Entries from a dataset
━━━━━━
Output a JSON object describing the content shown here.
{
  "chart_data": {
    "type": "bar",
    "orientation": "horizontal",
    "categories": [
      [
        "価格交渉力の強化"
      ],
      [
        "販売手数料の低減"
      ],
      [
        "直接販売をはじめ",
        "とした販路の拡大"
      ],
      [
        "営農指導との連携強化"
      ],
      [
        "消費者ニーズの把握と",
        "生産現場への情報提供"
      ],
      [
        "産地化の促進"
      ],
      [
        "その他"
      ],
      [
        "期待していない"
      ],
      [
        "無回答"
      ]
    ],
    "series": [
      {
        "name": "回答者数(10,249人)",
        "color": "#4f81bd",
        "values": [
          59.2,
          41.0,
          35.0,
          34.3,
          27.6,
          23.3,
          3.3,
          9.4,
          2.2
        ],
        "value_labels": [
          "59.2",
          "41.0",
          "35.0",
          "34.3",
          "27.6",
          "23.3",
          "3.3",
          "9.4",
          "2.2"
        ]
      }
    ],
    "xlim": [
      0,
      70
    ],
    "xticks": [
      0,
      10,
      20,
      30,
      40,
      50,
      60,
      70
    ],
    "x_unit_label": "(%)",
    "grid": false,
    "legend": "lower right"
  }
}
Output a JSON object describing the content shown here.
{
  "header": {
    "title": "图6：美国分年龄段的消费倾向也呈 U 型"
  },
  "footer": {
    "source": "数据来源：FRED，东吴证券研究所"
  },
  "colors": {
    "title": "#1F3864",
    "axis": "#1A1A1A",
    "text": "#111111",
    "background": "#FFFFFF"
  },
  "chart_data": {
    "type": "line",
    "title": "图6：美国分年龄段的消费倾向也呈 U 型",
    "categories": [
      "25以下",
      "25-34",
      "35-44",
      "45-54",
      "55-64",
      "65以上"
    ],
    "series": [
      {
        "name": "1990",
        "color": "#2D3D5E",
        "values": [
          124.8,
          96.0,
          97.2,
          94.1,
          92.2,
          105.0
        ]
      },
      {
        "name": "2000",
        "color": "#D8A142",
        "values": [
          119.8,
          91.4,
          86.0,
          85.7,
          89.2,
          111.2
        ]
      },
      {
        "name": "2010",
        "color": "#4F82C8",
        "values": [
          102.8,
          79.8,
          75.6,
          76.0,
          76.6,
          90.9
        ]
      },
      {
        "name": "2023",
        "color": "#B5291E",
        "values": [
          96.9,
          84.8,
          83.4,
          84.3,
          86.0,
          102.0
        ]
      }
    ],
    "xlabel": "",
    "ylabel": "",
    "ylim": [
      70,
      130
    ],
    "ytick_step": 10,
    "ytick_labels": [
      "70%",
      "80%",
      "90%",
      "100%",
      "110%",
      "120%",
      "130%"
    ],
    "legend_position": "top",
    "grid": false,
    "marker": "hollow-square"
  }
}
━━━━━━
-- What this task involves --
Reproduce every entry shown above, precisely as it stands.

-- The completed task --
Output a JSON object describing the content shown here.
{
  "chart_data": {
    "type": "bar",
    "orientation": "horizontal",
    "categories": [
      [
        "価格交渉力の強化"
      ],
      [
        "販売手数料の低減"
      ],
      [
        "直接販売をはじめ",
        "とした販路の拡大"
      ],
      [
        "営農指導との連携強化"
      ],
      [
        "消費者ニーズの把握と",
        "生産現場への情報提供"
      ],
      [
        "産地化の促進"
      ],
      [
        "その他"
      ],
      [
        "期待していない"
      ],
      [
        "無回答"
      ]
    ],
    "series": [
      {
        "name": "回答者数(10,249人)",
        "color": "#4f81bd",
        "values": [
          59.2,
          41.0,
          35.0,
          34.3,
          27.6,
          23.3,
          3.3,
          9.4,
          2.2
        ],
        "value_labels": [
          "59.2",
          "41.0",
          "35.0",
          "34.3",
          "27.6",
          "23.3",
          "3.3",
          "9.4",
          "2.2"
        ]
      }
    ],
    "xlim": [
      0,
      70
    ],
    "xticks": [
      0,
      10,
      20,
      30,
      40,
      50,
      60,
      70
    ],
    "x_unit_label": "(%)",
    "grid": false,
    "legend": "lower right"
  }
}
Output a JSON object describing the content shown here.
{
  "header": {
    "title": "图6：美国分年龄段的消费倾向也呈 U 型"
  },
  "footer": {
    "source": "数据来源：FRED，东吴证券研究所"
  },
  "colors": {
    "title": "#1F3864",
    "axis": "#1A1A1A",
    "text": "#111111",
    "background": "#FFFFFF"
  },
  "chart_data": {
    "type": "line",
    "title": "图6：美国分年龄段的消费倾向也呈 U 型",
    "categories": [
      "25以下",
      "25-34",
      "35-44",
      "45-54",
      "55-64",
      "65以上"
    ],
    "series": [
      {
        "name": "1990",
        "color": "#2D3D5E",
        "values": [
          124.8,
          96.0,
          97.2,
          94.1,
          92.2,
          105.0
        ]
      },
      {
        "name": "2000",
        "color": "#D8A142",
        "values": [
          119.8,
          91.4,
          86.0,
          85.7,
          89.2,
          111.2
        ]
      },
      {
        "name": "2010",
        "color": "#4F82C8",
        "values": [
          102.8,
          79.8,
          75.6,
          76.0,
          76.6,
          90.9
        ]
      },
      {
        "name": "2023",
        "color": "#B5291E",
        "values": [
          96.9,
          84.8,
          83.4,
          84.3,
          86.0,
          102.0
        ]
      }
    ],
    "xlabel": "",
    "ylabel": "",
    "ylim": [
      70,
      130
    ],
    "ytick_step": 10,
    "ytick_labels": [
      "70%",
      "80%",
      "90%",
      "100%",
      "110%",
      "120%",
      "130%"
    ],
    "legend_position": "top",
    "grid": false,
    "marker": "hollow-square"
  }
}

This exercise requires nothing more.